-- start of DATASET EXTRACT --
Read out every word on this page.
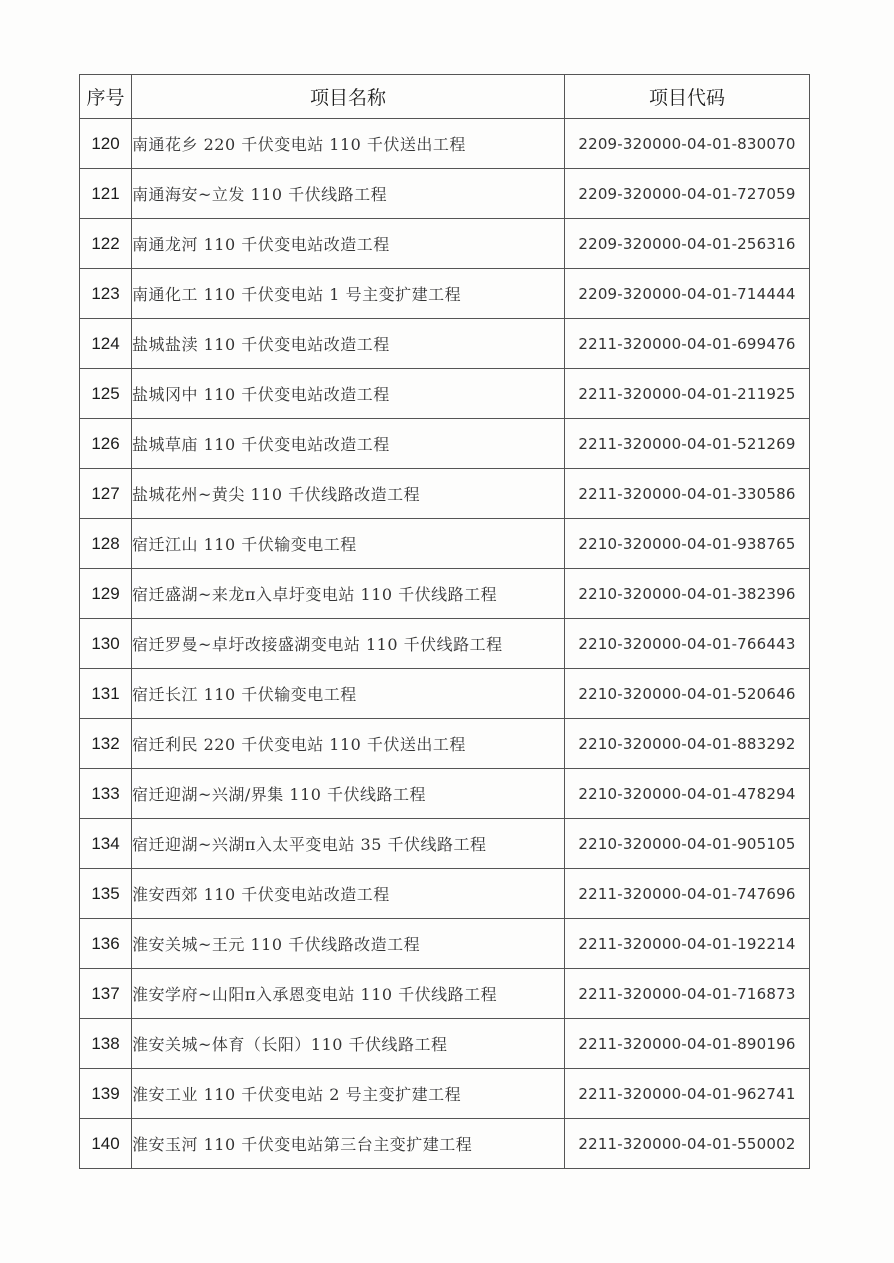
序号	项目名称	项目代码
120	南通花乡 220 千伏变电站 110 千伏送出工程	2209-320000-04-01-830070
121	南通海安~立发 110 千伏线路工程	2209-320000-04-01-727059
122	南通龙河 110 千伏变电站改造工程	2209-320000-04-01-256316
123	南通化工 110 千伏变电站 1 号主变扩建工程	2209-320000-04-01-714444
124	盐城盐渎 110 千伏变电站改造工程	2211-320000-04-01-699476
125	盐城冈中 110 千伏变电站改造工程	2211-320000-04-01-211925
126	盐城草庙 110 千伏变电站改造工程	2211-320000-04-01-521269
127	盐城花州~黄尖 110 千伏线路改造工程	2211-320000-04-01-330586
128	宿迁江山 110 千伏输变电工程	2210-320000-04-01-938765
129	宿迁盛湖~来龙π入卓圩变电站 110 千伏线路工程	2210-320000-04-01-382396
130	宿迁罗曼~卓圩改接盛湖变电站 110 千伏线路工程	2210-320000-04-01-766443
131	宿迁长江 110 千伏输变电工程	2210-320000-04-01-520646
132	宿迁利民 220 千伏变电站 110 千伏送出工程	2210-320000-04-01-883292
133	宿迁迎湖~兴湖/界集 110 千伏线路工程	2210-320000-04-01-478294
134	宿迁迎湖~兴湖π入太平变电站 35 千伏线路工程	2210-320000-04-01-905105
135	淮安西郊 110 千伏变电站改造工程	2211-320000-04-01-747696
136	淮安关城~王元 110 千伏线路改造工程	2211-320000-04-01-192214
137	淮安学府~山阳π入承恩变电站 110 千伏线路工程	2211-320000-04-01-716873
138	淮安关城~体育（长阳）110 千伏线路工程	2211-320000-04-01-890196
139	淮安工业 110 千伏变电站 2 号主变扩建工程	2211-320000-04-01-962741
140	淮安玉河 110 千伏变电站第三台主变扩建工程	2211-320000-04-01-550002
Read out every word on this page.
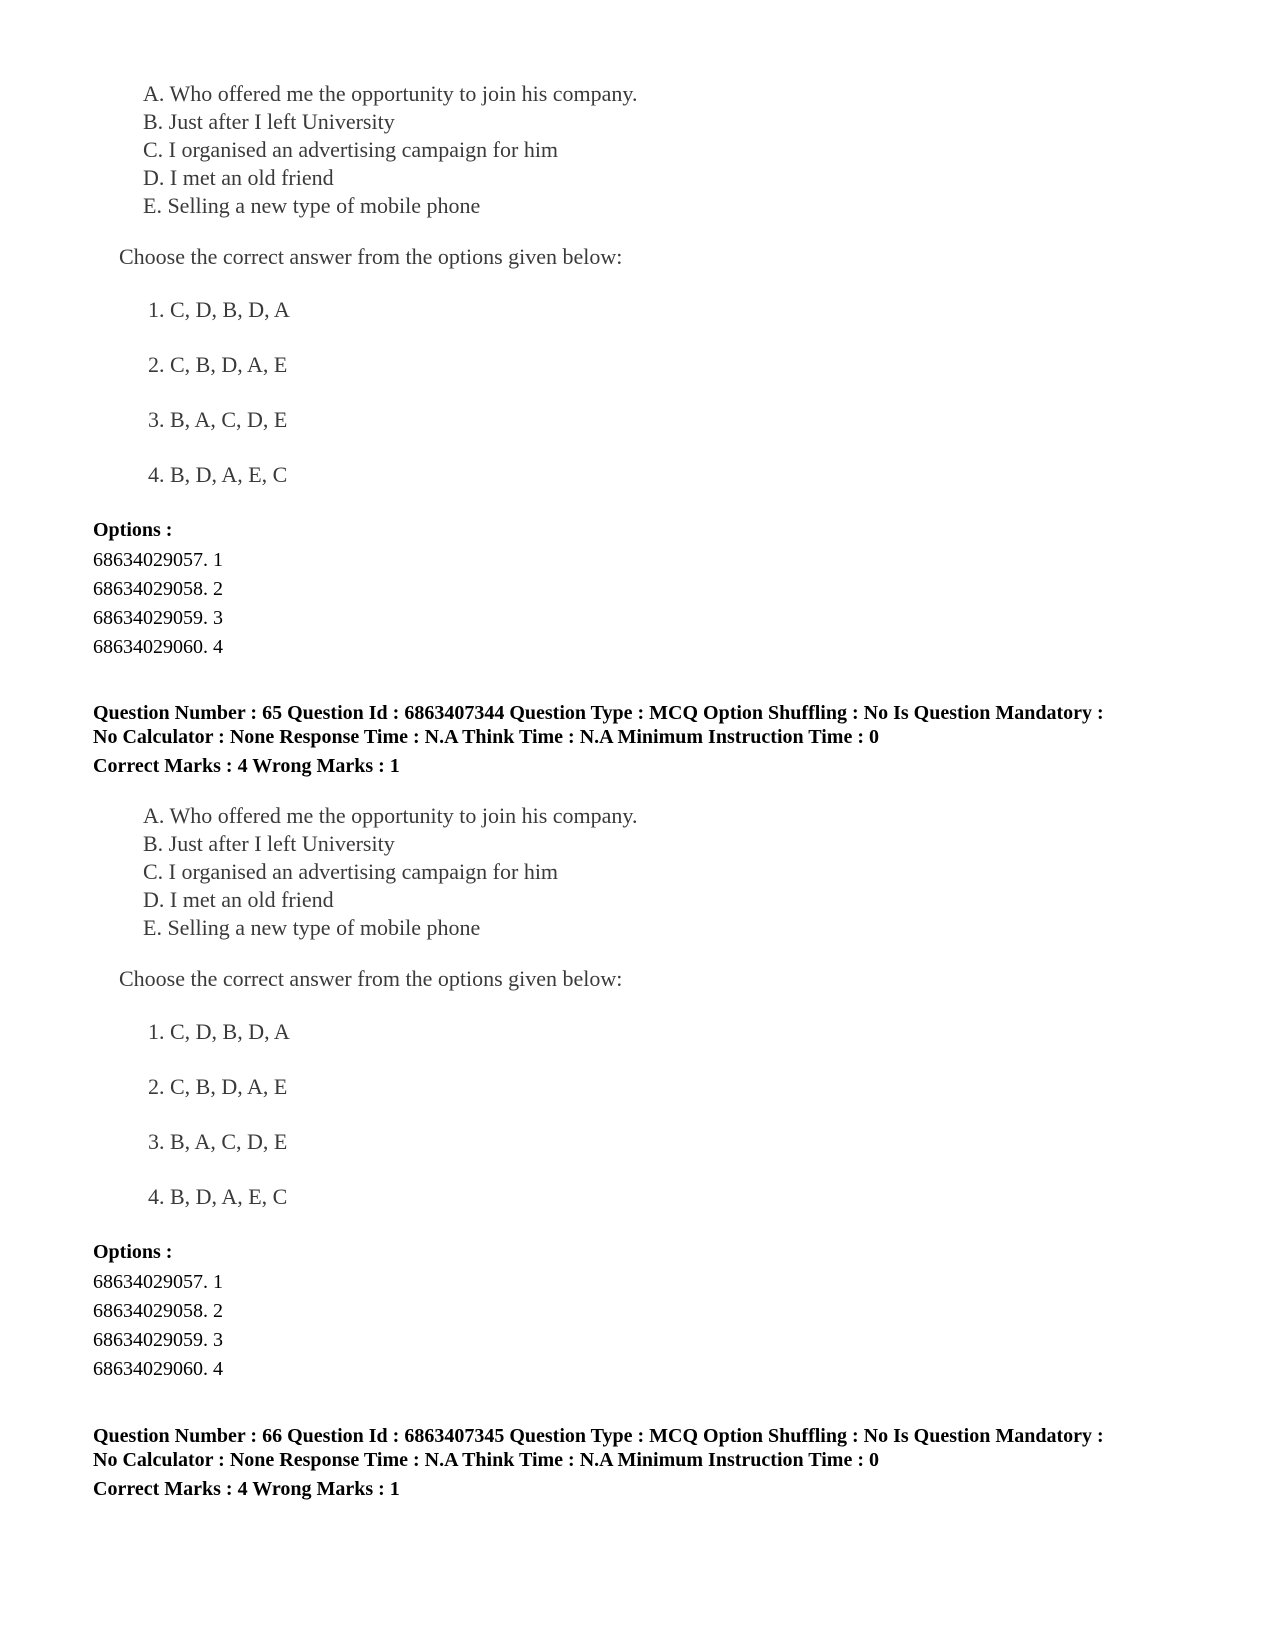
A. Who offered me the opportunity to join his company.
B. Just after I left University
C. I organised an advertising campaign for him
D. I met an old friend
E. Selling a new type of mobile phone
Choose the correct answer from the options given below:
1. C, D, B, D, A
2. C, B, D, A, E
3. B, A, C, D, E
4. B, D, A, E, C
Options :
68634029057. 1
68634029058. 2
68634029059. 3
68634029060. 4
Question Number : 65 Question Id : 6863407344 Question Type : MCQ Option Shuffling : No Is Question Mandatory :
No Calculator : None Response Time : N.A Think Time : N.A Minimum Instruction Time : 0
Correct Marks : 4 Wrong Marks : 1
A. Who offered me the opportunity to join his company.
B. Just after I left University
C. I organised an advertising campaign for him
D. I met an old friend
E. Selling a new type of mobile phone
Choose the correct answer from the options given below:
1. C, D, B, D, A
2. C, B, D, A, E
3. B, A, C, D, E
4. B, D, A, E, C
Options :
68634029057. 1
68634029058. 2
68634029059. 3
68634029060. 4
Question Number : 66 Question Id : 6863407345 Question Type : MCQ Option Shuffling : No Is Question Mandatory :
No Calculator : None Response Time : N.A Think Time : N.A Minimum Instruction Time : 0
Correct Marks : 4 Wrong Marks : 1
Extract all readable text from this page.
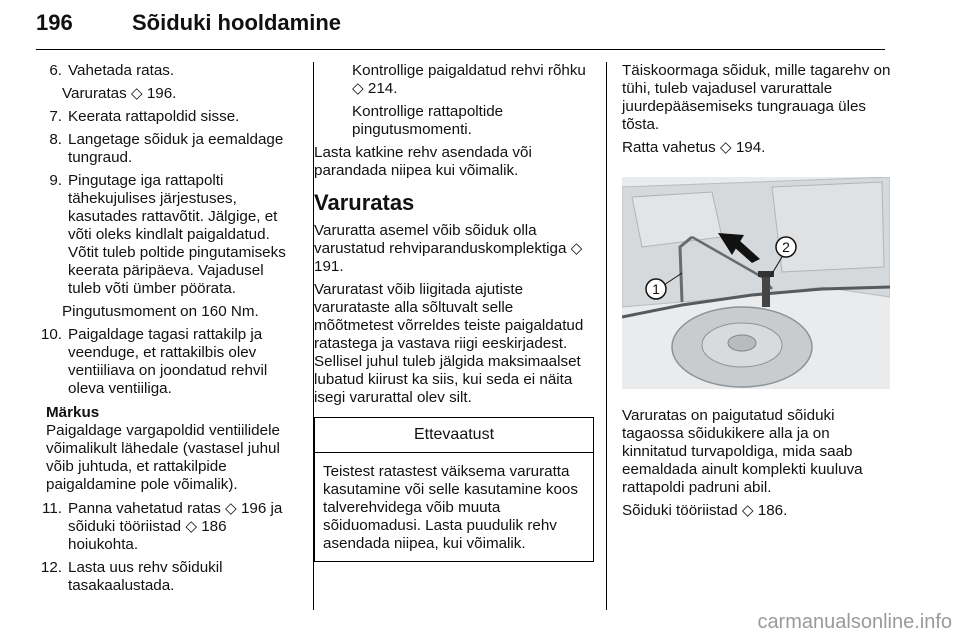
196	Sõiduki hooldamine
6. Vahetada ratas.
Varuratas ◇ 196.
7. Keerata rattapoldid sisse.
8. Langetage sõiduk ja eemaldage tungraud.
9. Pingutage iga rattapolti tähekujulises järjestuses, kasutades rattavõtit. Jälgige, et võti oleks kindlalt paigaldatud. Võtit tuleb poltide pingutamiseks keerata päripäeva. Vajadusel tuleb võti ümber pöörata.
Pingutusmoment on 160 Nm.
10. Paigaldage tagasi rattakilp ja veenduge, et rattakilbis olev ventiiliava on joondatud rehvil oleva ventiiliga.
Märkus
Paigaldage vargapoldid ventiilidele võimalikult lähedale (vastasel juhul võib juhtuda, et rattakilpide paigaldamine pole võimalik).
11. Panna vahetatud ratas ◇ 196 ja sõiduki tööriistad ◇ 186 hoiukohta.
12. Lasta uus rehv sõidukil tasakaalustada.
Kontrollige paigaldatud rehvi rõhku ◇ 214.
Kontrollige rattapoltide pingutusmomenti.
Lasta katkine rehv asendada või parandada niipea kui võimalik.
Varuratas
Varuratta asemel võib sõiduk olla varustatud rehviparanduskomplektiga ◇ 191.
Varuratast võib liigitada ajutiste varurataste alla sõltuvalt selle mõõtmetest võrreldes teiste paigaldatud ratastega ja vastava riigi eeskirjadest. Sellisel juhul tuleb jälgida maksimaalset lubatud kiirust ka siis, kui seda ei näita isegi varurattal olev silt.
Ettevaatust
Teistest ratastest väiksema varuratta kasutamine või selle kasutamine koos talverehvidega võib muuta sõiduomadusi. Lasta puudulik rehv asendada niipea, kui võimalik.
Täiskoormaga sõiduk, mille tagarehv on tühi, tuleb vajadusel varurattale juurdepääsemiseks tungrauaga üles tõsta.
Ratta vahetus ◇ 194.
1
2
Varuratas on paigutatud sõiduki tagaossa sõidukikere alla ja on kinnitatud turvapoldiga, mida saab eemaldada ainult komplekti kuuluva rattapoldi padruni abil.
Sõiduki tööriistad ◇ 186.
carmanualsonline.info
-- end of DATASET EXTRACT --
▶ WHAT YOU NEED TO DO
Exclude the pictures and repeat every other part of the records word for word.

▶ TASK OUTPUT
Read out every word on this page.
序号	项目名称	项目代码
120	南通花乡 220 千伏变电站 110 千伏送出工程	2209-320000-04-01-830070
121	南通海安~立发 110 千伏线路工程	2209-320000-04-01-727059
122	南通龙河 110 千伏变电站改造工程	2209-320000-04-01-256316
123	南通化工 110 千伏变电站 1 号主变扩建工程	2209-320000-04-01-714444
124	盐城盐渎 110 千伏变电站改造工程	2211-320000-04-01-699476
125	盐城冈中 110 千伏变电站改造工程	2211-320000-04-01-211925
126	盐城草庙 110 千伏变电站改造工程	2211-320000-04-01-521269
127	盐城花州~黄尖 110 千伏线路改造工程	2211-320000-04-01-330586
128	宿迁江山 110 千伏输变电工程	2210-320000-04-01-938765
129	宿迁盛湖~来龙π入卓圩变电站 110 千伏线路工程	2210-320000-04-01-382396
130	宿迁罗曼~卓圩改接盛湖变电站 110 千伏线路工程	2210-320000-04-01-766443
131	宿迁长江 110 千伏输变电工程	2210-320000-04-01-520646
132	宿迁利民 220 千伏变电站 110 千伏送出工程	2210-320000-04-01-883292
133	宿迁迎湖~兴湖/界集 110 千伏线路工程	2210-320000-04-01-478294
134	宿迁迎湖~兴湖π入太平变电站 35 千伏线路工程	2210-320000-04-01-905105
135	淮安西郊 110 千伏变电站改造工程	2211-320000-04-01-747696
136	淮安关城~王元 110 千伏线路改造工程	2211-320000-04-01-192214
137	淮安学府~山阳π入承恩变电站 110 千伏线路工程	2211-320000-04-01-716873
138	淮安关城~体育（长阳）110 千伏线路工程	2211-320000-04-01-890196
139	淮安工业 110 千伏变电站 2 号主变扩建工程	2211-320000-04-01-962741
140	淮安玉河 110 千伏变电站第三台主变扩建工程	2211-320000-04-01-550002
Read out every word on this page.
A. Who offered me the opportunity to join his company.
B. Just after I left University
C. I organised an advertising campaign for him
D. I met an old friend
E. Selling a new type of mobile phone
Choose the correct answer from the options given below:
1. C, D, B, D, A
2. C, B, D, A, E
3. B, A, C, D, E
4. B, D, A, E, C
Options :
68634029057. 1
68634029058. 2
68634029059. 3
68634029060. 4
Question Number : 65 Question Id : 6863407344 Question Type : MCQ Option Shuffling : No Is Question Mandatory :
No Calculator : None Response Time : N.A Think Time : N.A Minimum Instruction Time : 0
Correct Marks : 4 Wrong Marks : 1
A. Who offered me the opportunity to join his company.
B. Just after I left University
C. I organised an advertising campaign for him
D. I met an old friend
E. Selling a new type of mobile phone
Choose the correct answer from the options given below:
1. C, D, B, D, A
2. C, B, D, A, E
3. B, A, C, D, E
4. B, D, A, E, C
Options :
68634029057. 1
68634029058. 2
68634029059. 3
68634029060. 4
Question Number : 66 Question Id : 6863407345 Question Type : MCQ Option Shuffling : No Is Question Mandatory :
No Calculator : None Response Time : N.A Think Time : N.A Minimum Instruction Time : 0
Correct Marks : 4 Wrong Marks : 1
Extract all readable text from this page.
196	Sõiduki hooldamine
6. Vahetada ratas.
Varuratas ◇ 196.
7. Keerata rattapoldid sisse.
8. Langetage sõiduk ja eemaldage tungraud.
9. Pingutage iga rattapolti tähekujulises järjestuses, kasutades rattavõtit. Jälgige, et võti oleks kindlalt paigaldatud. Võtit tuleb poltide pingutamiseks keerata päripäeva. Vajadusel tuleb võti ümber pöörata.
Pingutusmoment on 160 Nm.
10. Paigaldage tagasi rattakilp ja veenduge, et rattakilbis olev ventiiliava on joondatud rehvil oleva ventiiliga.
Märkus
Paigaldage vargapoldid ventiilidele võimalikult lähedale (vastasel juhul võib juhtuda, et rattakilpide paigaldamine pole võimalik).
11. Panna vahetatud ratas ◇ 196 ja sõiduki tööriistad ◇ 186 hoiukohta.
12. Lasta uus rehv sõidukil tasakaalustada.
Kontrollige paigaldatud rehvi rõhku ◇ 214.
Kontrollige rattapoltide pingutusmomenti.
Lasta katkine rehv asendada või parandada niipea kui võimalik.
Varuratas
Varuratta asemel võib sõiduk olla varustatud rehviparanduskomplektiga ◇ 191.
Varuratast võib liigitada ajutiste varurataste alla sõltuvalt selle mõõtmetest võrreldes teiste paigaldatud ratastega ja vastava riigi eeskirjadest. Sellisel juhul tuleb jälgida maksimaalset lubatud kiirust ka siis, kui seda ei näita isegi varurattal olev silt.
Ettevaatust
Teistest ratastest väiksema varuratta kasutamine või selle kasutamine koos talverehvidega võib muuta sõiduomadusi. Lasta puudulik rehv asendada niipea, kui võimalik.
Täiskoormaga sõiduk, mille tagarehv on tühi, tuleb vajadusel varurattale juurdepääsemiseks tungrauaga üles tõsta.
Ratta vahetus ◇ 194.
1
2
Varuratas on paigutatud sõiduki tagaossa sõidukikere alla ja on kinnitatud turvapoldiga, mida saab eemaldada ainult komplekti kuuluva rattapoldi padruni abil.
Sõiduki tööriistad ◇ 186.
carmanualsonline.info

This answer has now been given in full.